▶ [Task requirements]
a – Summarize the blog post in two sentences.
b – List every side dish the blog post names in the sentence beginning "We also had".
c – From the blog post, write out the stretch from "I didn’t have" through "was less convinced.".

#### Reading passage

Tuesday 27 November 2012

Ma and Pa in AustriAAA

I will start by informing you with great enthusiasm that I had my first roast dinner on Wednesday, as it was Thanksgiving and my friend in Amstetten (my only friend.) is American! She came over with a dead chicken in her backpack and then spent a good few minutes rubbing melted butter all over it, into every single nook and cranny. Luck would have it that this girl knows how to roast a bird – it was one of the best roast dinners I’ve ever had. The meat was so delicious and garlicy and moist and YUMMY IN MY TUMMY! We also had homemade stuffing, leeks and carrots, pomegranate (because I couldn’t find the cranberry sauce in Spar, because I don’t know the word for cranberry, but I did find a pomegranate), roast potatoes and grrrrravy. I had three helpings. Then we had apple crumble with ice cream. Then we had buttermilk pie, which is basically a normal pie case filled with a couple of kilos of sugar, butter and buttermilk. Here's a pic:

Kirbee let me keep the carcass. I popped it in the freezer and will boil it at a later date.

I didn’t have time to boil it this weekend, because the PARENTS were here! Upholding a strong family tradition, they missed one of their crossovers and were a teensy bit late, but this didn’t bother me as it just gave me more time to snooze!!! When they arrived I showed them the sights in Amstetten, which took all of four minutes, then we had schnitzel. The best thing about them visiting was I could say things like “oh, I know the best place to get schnitzel.” Little did they know there is only one place! But it made me sound like a genius. Also mother looked extremely impressed whenever I spoke German. Father was less convinced.
“Wow,” he sneered sardonically, after I completed an extremely long and complex telephone call with the car hire company in dialect(!!!) “You’ve learnt to say ‘okay’ and 'super' in a German accent!”
“I think you mean an Austrian accent,” I retorted coolly. The tension was too much for the small hotel room so we retreated to the hire car.

########
#### Records shown

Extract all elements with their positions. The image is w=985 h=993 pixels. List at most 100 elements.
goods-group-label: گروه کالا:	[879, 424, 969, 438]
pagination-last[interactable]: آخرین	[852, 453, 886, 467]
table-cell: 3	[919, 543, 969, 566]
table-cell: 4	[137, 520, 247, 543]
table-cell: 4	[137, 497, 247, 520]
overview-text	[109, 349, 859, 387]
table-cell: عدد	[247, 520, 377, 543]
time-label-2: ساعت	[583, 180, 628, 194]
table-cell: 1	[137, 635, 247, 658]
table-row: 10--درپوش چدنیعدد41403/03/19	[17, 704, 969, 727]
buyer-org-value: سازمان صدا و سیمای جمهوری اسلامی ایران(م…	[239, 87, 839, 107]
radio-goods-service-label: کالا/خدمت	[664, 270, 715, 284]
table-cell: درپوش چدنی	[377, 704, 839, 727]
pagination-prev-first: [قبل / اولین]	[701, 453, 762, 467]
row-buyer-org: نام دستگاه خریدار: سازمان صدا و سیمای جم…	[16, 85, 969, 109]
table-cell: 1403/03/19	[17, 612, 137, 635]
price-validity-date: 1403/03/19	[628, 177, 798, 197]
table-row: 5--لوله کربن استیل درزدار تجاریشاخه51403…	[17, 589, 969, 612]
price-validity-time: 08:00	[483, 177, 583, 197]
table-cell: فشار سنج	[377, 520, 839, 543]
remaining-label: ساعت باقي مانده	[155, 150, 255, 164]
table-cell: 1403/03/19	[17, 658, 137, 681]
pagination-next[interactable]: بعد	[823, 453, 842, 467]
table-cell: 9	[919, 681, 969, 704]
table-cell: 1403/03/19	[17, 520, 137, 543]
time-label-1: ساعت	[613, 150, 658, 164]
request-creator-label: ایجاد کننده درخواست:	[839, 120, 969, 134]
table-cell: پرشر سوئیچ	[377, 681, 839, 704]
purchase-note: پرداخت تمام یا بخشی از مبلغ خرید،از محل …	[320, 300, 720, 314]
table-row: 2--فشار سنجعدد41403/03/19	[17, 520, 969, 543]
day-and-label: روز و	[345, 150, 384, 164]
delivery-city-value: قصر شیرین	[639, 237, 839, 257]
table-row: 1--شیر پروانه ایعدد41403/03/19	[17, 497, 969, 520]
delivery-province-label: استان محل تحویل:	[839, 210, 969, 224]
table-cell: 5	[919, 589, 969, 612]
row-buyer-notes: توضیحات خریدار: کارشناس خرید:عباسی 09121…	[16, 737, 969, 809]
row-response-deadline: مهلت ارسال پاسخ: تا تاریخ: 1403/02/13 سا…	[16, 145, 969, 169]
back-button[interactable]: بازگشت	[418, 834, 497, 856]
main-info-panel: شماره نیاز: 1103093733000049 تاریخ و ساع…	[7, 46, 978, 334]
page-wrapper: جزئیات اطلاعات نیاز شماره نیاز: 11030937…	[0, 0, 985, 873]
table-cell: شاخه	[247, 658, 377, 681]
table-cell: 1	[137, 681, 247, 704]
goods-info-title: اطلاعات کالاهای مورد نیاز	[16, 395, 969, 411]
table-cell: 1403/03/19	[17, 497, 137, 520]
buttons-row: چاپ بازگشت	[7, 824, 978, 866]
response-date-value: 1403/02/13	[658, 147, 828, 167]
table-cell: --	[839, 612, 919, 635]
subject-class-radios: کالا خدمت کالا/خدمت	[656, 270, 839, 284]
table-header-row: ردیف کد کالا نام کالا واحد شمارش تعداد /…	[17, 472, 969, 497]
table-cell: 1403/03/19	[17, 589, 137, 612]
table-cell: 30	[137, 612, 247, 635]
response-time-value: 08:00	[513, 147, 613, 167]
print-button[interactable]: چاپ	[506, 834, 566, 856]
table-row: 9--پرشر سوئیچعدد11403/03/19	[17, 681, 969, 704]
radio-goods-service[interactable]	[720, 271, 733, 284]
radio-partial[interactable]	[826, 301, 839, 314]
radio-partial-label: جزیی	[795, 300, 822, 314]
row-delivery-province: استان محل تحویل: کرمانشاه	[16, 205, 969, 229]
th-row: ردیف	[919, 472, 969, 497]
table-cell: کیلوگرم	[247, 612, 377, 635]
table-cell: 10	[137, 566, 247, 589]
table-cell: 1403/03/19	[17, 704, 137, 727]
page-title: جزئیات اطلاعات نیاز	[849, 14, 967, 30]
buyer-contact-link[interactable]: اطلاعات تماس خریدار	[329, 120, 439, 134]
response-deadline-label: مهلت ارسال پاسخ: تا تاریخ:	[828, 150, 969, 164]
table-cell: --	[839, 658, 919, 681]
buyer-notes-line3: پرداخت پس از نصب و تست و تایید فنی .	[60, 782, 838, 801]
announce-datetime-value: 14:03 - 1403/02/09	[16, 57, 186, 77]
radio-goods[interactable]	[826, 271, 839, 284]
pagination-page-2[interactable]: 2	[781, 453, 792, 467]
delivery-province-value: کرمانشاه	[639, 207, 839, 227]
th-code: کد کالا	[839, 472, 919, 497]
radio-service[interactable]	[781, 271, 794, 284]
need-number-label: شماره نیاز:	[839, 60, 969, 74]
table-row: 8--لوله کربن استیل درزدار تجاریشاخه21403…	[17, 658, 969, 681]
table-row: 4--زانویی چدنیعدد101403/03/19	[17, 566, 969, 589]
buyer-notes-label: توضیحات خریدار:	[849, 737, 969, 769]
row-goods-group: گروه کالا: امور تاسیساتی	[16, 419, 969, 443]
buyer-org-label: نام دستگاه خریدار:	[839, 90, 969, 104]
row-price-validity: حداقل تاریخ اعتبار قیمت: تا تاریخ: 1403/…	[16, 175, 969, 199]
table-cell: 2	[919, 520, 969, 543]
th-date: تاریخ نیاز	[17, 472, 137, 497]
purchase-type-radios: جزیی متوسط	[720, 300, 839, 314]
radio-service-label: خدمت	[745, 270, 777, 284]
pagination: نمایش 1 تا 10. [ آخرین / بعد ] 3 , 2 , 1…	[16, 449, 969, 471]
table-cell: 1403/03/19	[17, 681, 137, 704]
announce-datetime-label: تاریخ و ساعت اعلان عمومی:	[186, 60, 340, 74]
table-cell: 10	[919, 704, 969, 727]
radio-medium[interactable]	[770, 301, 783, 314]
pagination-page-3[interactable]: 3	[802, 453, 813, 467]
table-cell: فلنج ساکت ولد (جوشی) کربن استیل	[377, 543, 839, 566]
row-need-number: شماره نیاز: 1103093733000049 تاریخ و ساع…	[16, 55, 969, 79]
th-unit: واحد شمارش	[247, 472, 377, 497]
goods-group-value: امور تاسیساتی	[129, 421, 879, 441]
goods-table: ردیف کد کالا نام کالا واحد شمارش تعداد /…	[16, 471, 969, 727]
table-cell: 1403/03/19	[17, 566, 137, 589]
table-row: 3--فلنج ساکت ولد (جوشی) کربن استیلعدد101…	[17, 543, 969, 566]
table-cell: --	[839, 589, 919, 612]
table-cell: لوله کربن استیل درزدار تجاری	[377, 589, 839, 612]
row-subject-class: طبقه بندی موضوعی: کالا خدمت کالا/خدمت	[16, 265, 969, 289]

########

▶ [Correct answers]
a – The writer had a first roast dinner on Thanksgiving, cooked by an American friend in Amstetten, with a roast chicken, several sides, apple crumble with ice cream and buttermilk pie. That weekend the writer's parents visited, saw the sights of Amstetten and ate schnitzel; the mother was impressed by the writer's German, but the father mocked it.

b – homemade stuffing; leeks; carrots; pomegranate; roast potatoes; gravy

c –
I didn’t have time to boil it this weekend, because the PARENTS were here! Upholding a strong family tradition, they missed one of their crossovers and were a teensy bit late, but this didn’t bother me as it just gave me more time to snooze!!! When they arrived I showed them the sights in Amstetten, which took all of four minutes, then we had schnitzel. The best thing about them visiting was I could say things like “oh, I know the best place to get schnitzel.” Little did they know there is only one place! But it made me sound like a genius. Also mother looked extremely impressed whenever I spoke German. Father was less convinced.